• _MATERIAL FOR THIS TASK_
------------------------------------
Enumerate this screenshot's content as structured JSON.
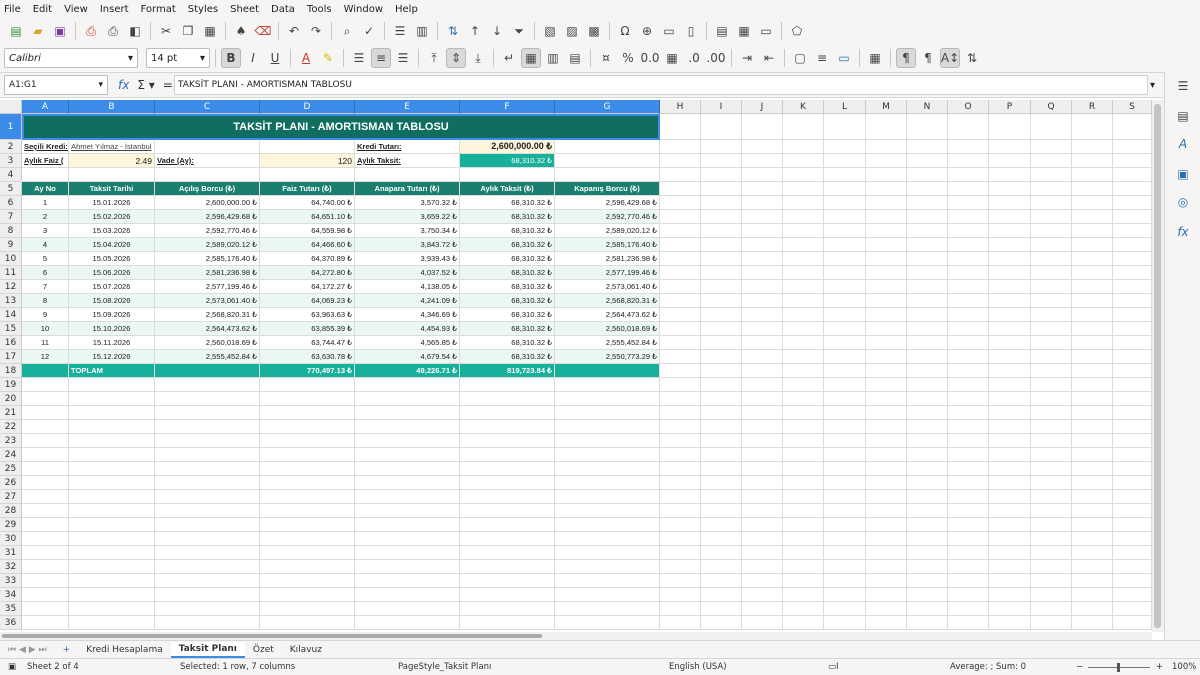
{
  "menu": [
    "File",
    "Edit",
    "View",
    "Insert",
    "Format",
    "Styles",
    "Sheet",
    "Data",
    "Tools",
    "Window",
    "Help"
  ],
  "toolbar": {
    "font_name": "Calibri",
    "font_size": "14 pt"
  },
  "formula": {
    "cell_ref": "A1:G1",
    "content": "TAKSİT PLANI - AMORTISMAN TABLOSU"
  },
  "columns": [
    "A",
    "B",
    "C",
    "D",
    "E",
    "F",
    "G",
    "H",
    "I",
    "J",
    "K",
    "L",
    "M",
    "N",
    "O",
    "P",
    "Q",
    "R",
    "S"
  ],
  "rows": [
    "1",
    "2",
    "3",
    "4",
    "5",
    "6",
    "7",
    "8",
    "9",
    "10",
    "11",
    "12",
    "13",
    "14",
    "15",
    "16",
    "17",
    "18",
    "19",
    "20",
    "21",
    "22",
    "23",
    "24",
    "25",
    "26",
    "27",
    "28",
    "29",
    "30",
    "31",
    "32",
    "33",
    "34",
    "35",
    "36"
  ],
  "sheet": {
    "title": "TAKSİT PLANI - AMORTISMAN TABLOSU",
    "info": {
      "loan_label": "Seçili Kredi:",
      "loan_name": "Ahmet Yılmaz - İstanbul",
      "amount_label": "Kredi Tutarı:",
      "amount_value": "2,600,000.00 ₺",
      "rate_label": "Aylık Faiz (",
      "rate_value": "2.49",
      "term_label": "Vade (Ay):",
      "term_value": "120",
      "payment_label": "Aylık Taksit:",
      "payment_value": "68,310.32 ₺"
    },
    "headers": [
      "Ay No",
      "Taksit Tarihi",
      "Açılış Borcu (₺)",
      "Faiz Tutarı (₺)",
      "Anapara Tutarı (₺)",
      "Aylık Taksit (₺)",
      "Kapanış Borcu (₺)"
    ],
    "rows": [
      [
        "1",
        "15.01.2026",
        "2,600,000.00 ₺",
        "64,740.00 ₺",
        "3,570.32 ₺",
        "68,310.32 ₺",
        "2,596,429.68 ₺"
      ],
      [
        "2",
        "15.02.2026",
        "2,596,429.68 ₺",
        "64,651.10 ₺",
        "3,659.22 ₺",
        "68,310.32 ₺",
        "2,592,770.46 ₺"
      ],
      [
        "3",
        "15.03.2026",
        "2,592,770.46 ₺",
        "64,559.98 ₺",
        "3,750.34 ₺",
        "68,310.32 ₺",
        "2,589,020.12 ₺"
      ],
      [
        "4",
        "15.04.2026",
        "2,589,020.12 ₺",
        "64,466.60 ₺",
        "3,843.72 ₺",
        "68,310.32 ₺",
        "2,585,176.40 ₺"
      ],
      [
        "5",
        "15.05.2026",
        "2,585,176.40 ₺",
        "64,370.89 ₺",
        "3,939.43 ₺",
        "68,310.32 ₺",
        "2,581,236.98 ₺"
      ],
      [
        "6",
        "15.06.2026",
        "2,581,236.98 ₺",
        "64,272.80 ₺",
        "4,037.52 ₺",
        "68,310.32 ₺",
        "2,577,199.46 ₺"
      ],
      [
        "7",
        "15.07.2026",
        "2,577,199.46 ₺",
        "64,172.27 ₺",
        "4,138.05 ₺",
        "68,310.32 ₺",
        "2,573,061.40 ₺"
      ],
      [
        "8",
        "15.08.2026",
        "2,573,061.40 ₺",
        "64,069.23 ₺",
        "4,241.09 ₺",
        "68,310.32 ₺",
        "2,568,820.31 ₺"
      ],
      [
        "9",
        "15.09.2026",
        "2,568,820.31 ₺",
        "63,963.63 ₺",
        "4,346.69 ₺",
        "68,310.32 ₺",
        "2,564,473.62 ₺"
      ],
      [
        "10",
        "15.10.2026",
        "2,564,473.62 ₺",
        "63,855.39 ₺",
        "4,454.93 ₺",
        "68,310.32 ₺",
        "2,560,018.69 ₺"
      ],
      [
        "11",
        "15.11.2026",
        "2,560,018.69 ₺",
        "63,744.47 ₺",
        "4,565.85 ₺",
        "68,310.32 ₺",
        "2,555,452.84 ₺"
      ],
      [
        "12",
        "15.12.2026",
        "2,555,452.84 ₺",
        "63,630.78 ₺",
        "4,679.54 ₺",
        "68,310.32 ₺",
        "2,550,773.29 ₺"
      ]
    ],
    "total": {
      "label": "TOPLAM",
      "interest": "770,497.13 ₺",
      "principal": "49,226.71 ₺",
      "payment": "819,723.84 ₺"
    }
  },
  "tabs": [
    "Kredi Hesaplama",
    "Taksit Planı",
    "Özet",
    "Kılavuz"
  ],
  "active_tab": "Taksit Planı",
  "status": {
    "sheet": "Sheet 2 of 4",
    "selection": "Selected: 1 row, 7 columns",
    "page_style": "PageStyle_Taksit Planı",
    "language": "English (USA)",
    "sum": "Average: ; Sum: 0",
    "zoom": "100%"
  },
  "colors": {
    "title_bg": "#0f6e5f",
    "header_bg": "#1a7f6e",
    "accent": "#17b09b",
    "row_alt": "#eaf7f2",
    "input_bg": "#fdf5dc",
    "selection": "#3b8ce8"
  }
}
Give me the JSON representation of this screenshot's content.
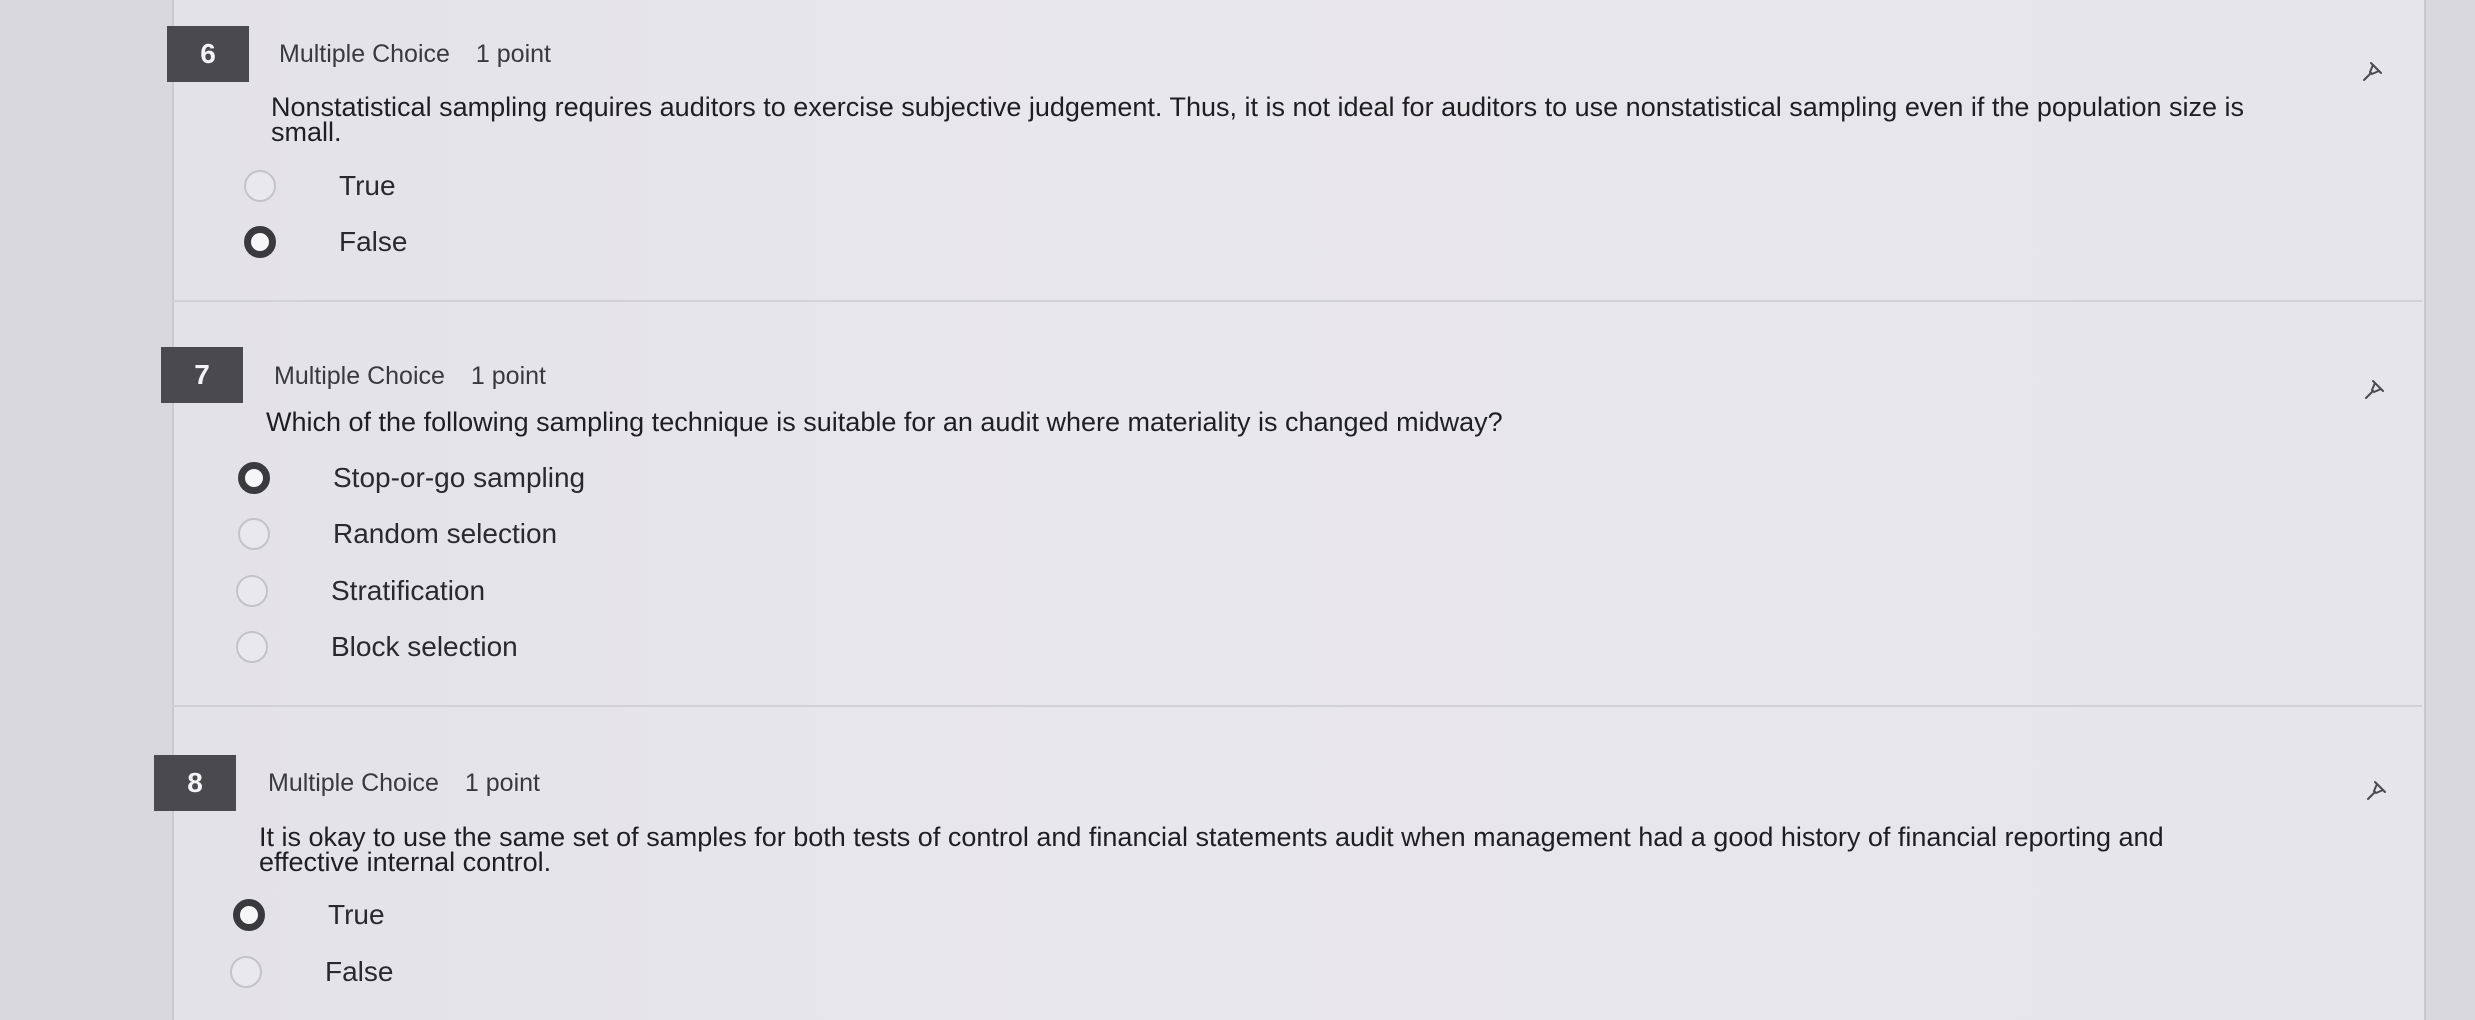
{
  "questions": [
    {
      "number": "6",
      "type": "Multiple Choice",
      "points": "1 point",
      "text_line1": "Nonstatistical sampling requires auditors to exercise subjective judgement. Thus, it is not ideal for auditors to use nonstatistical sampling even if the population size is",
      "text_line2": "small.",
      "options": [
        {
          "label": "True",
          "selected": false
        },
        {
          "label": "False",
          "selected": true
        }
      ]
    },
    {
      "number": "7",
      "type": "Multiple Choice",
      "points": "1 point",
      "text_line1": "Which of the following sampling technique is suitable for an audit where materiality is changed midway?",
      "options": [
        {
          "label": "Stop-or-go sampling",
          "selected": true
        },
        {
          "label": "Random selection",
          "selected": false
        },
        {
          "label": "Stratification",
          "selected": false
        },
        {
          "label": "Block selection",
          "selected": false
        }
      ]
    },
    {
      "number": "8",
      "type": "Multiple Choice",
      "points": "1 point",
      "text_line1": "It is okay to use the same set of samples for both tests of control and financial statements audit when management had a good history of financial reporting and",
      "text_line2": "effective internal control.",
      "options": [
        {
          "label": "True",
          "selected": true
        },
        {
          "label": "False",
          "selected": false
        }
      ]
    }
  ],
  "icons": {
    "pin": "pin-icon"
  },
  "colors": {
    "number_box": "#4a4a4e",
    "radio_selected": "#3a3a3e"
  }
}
------------------------------------
• _PROBLEM DETAILS_
Repeat every record above exactly, but leave out any pictures.

• _COMPLETED EXERCISE_
Enumerate this screenshot's content as structured JSON.
{
  "menu": [
    "File",
    "Edit",
    "View",
    "Insert",
    "Format",
    "Styles",
    "Sheet",
    "Data",
    "Tools",
    "Window",
    "Help"
  ],
  "toolbar": {
    "font_name": "Calibri",
    "font_size": "14 pt"
  },
  "formula": {
    "cell_ref": "A1:G1",
    "content": "TAKSİT PLANI - AMORTISMAN TABLOSU"
  },
  "columns": [
    "A",
    "B",
    "C",
    "D",
    "E",
    "F",
    "G",
    "H",
    "I",
    "J",
    "K",
    "L",
    "M",
    "N",
    "O",
    "P",
    "Q",
    "R",
    "S"
  ],
  "rows": [
    "1",
    "2",
    "3",
    "4",
    "5",
    "6",
    "7",
    "8",
    "9",
    "10",
    "11",
    "12",
    "13",
    "14",
    "15",
    "16",
    "17",
    "18",
    "19",
    "20",
    "21",
    "22",
    "23",
    "24",
    "25",
    "26",
    "27",
    "28",
    "29",
    "30",
    "31",
    "32",
    "33",
    "34",
    "35",
    "36"
  ],
  "sheet": {
    "title": "TAKSİT PLANI - AMORTISMAN TABLOSU",
    "info": {
      "loan_label": "Seçili Kredi:",
      "loan_name": "Ahmet Yılmaz - İstanbul",
      "amount_label": "Kredi Tutarı:",
      "amount_value": "2,600,000.00 ₺",
      "rate_label": "Aylık Faiz (",
      "rate_value": "2.49",
      "term_label": "Vade (Ay):",
      "term_value": "120",
      "payment_label": "Aylık Taksit:",
      "payment_value": "68,310.32 ₺"
    },
    "headers": [
      "Ay No",
      "Taksit Tarihi",
      "Açılış Borcu (₺)",
      "Faiz Tutarı (₺)",
      "Anapara Tutarı (₺)",
      "Aylık Taksit (₺)",
      "Kapanış Borcu (₺)"
    ],
    "rows": [
      [
        "1",
        "15.01.2026",
        "2,600,000.00 ₺",
        "64,740.00 ₺",
        "3,570.32 ₺",
        "68,310.32 ₺",
        "2,596,429.68 ₺"
      ],
      [
        "2",
        "15.02.2026",
        "2,596,429.68 ₺",
        "64,651.10 ₺",
        "3,659.22 ₺",
        "68,310.32 ₺",
        "2,592,770.46 ₺"
      ],
      [
        "3",
        "15.03.2026",
        "2,592,770.46 ₺",
        "64,559.98 ₺",
        "3,750.34 ₺",
        "68,310.32 ₺",
        "2,589,020.12 ₺"
      ],
      [
        "4",
        "15.04.2026",
        "2,589,020.12 ₺",
        "64,466.60 ₺",
        "3,843.72 ₺",
        "68,310.32 ₺",
        "2,585,176.40 ₺"
      ],
      [
        "5",
        "15.05.2026",
        "2,585,176.40 ₺",
        "64,370.89 ₺",
        "3,939.43 ₺",
        "68,310.32 ₺",
        "2,581,236.98 ₺"
      ],
      [
        "6",
        "15.06.2026",
        "2,581,236.98 ₺",
        "64,272.80 ₺",
        "4,037.52 ₺",
        "68,310.32 ₺",
        "2,577,199.46 ₺"
      ],
      [
        "7",
        "15.07.2026",
        "2,577,199.46 ₺",
        "64,172.27 ₺",
        "4,138.05 ₺",
        "68,310.32 ₺",
        "2,573,061.40 ₺"
      ],
      [
        "8",
        "15.08.2026",
        "2,573,061.40 ₺",
        "64,069.23 ₺",
        "4,241.09 ₺",
        "68,310.32 ₺",
        "2,568,820.31 ₺"
      ],
      [
        "9",
        "15.09.2026",
        "2,568,820.31 ₺",
        "63,963.63 ₺",
        "4,346.69 ₺",
        "68,310.32 ₺",
        "2,564,473.62 ₺"
      ],
      [
        "10",
        "15.10.2026",
        "2,564,473.62 ₺",
        "63,855.39 ₺",
        "4,454.93 ₺",
        "68,310.32 ₺",
        "2,560,018.69 ₺"
      ],
      [
        "11",
        "15.11.2026",
        "2,560,018.69 ₺",
        "63,744.47 ₺",
        "4,565.85 ₺",
        "68,310.32 ₺",
        "2,555,452.84 ₺"
      ],
      [
        "12",
        "15.12.2026",
        "2,555,452.84 ₺",
        "63,630.78 ₺",
        "4,679.54 ₺",
        "68,310.32 ₺",
        "2,550,773.29 ₺"
      ]
    ],
    "total": {
      "label": "TOPLAM",
      "interest": "770,497.13 ₺",
      "principal": "49,226.71 ₺",
      "payment": "819,723.84 ₺"
    }
  },
  "tabs": [
    "Kredi Hesaplama",
    "Taksit Planı",
    "Özet",
    "Kılavuz"
  ],
  "active_tab": "Taksit Planı",
  "status": {
    "sheet": "Sheet 2 of 4",
    "selection": "Selected: 1 row, 7 columns",
    "page_style": "PageStyle_Taksit Planı",
    "language": "English (USA)",
    "sum": "Average: ; Sum: 0",
    "zoom": "100%"
  },
  "colors": {
    "title_bg": "#0f6e5f",
    "header_bg": "#1a7f6e",
    "accent": "#17b09b",
    "row_alt": "#eaf7f2",
    "input_bg": "#fdf5dc",
    "selection": "#3b8ce8"
  }
}
Give me the JSON representation of this screenshot's content.
{
  "questions": [
    {
      "number": "6",
      "type": "Multiple Choice",
      "points": "1 point",
      "text_line1": "Nonstatistical sampling requires auditors to exercise subjective judgement. Thus, it is not ideal for auditors to use nonstatistical sampling even if the population size is",
      "text_line2": "small.",
      "options": [
        {
          "label": "True",
          "selected": false
        },
        {
          "label": "False",
          "selected": true
        }
      ]
    },
    {
      "number": "7",
      "type": "Multiple Choice",
      "points": "1 point",
      "text_line1": "Which of the following sampling technique is suitable for an audit where materiality is changed midway?",
      "options": [
        {
          "label": "Stop-or-go sampling",
          "selected": true
        },
        {
          "label": "Random selection",
          "selected": false
        },
        {
          "label": "Stratification",
          "selected": false
        },
        {
          "label": "Block selection",
          "selected": false
        }
      ]
    },
    {
      "number": "8",
      "type": "Multiple Choice",
      "points": "1 point",
      "text_line1": "It is okay to use the same set of samples for both tests of control and financial statements audit when management had a good history of financial reporting and",
      "text_line2": "effective internal control.",
      "options": [
        {
          "label": "True",
          "selected": true
        },
        {
          "label": "False",
          "selected": false
        }
      ]
    }
  ],
  "icons": {
    "pin": "pin-icon"
  },
  "colors": {
    "number_box": "#4a4a4e",
    "radio_selected": "#3a3a3e"
  }
}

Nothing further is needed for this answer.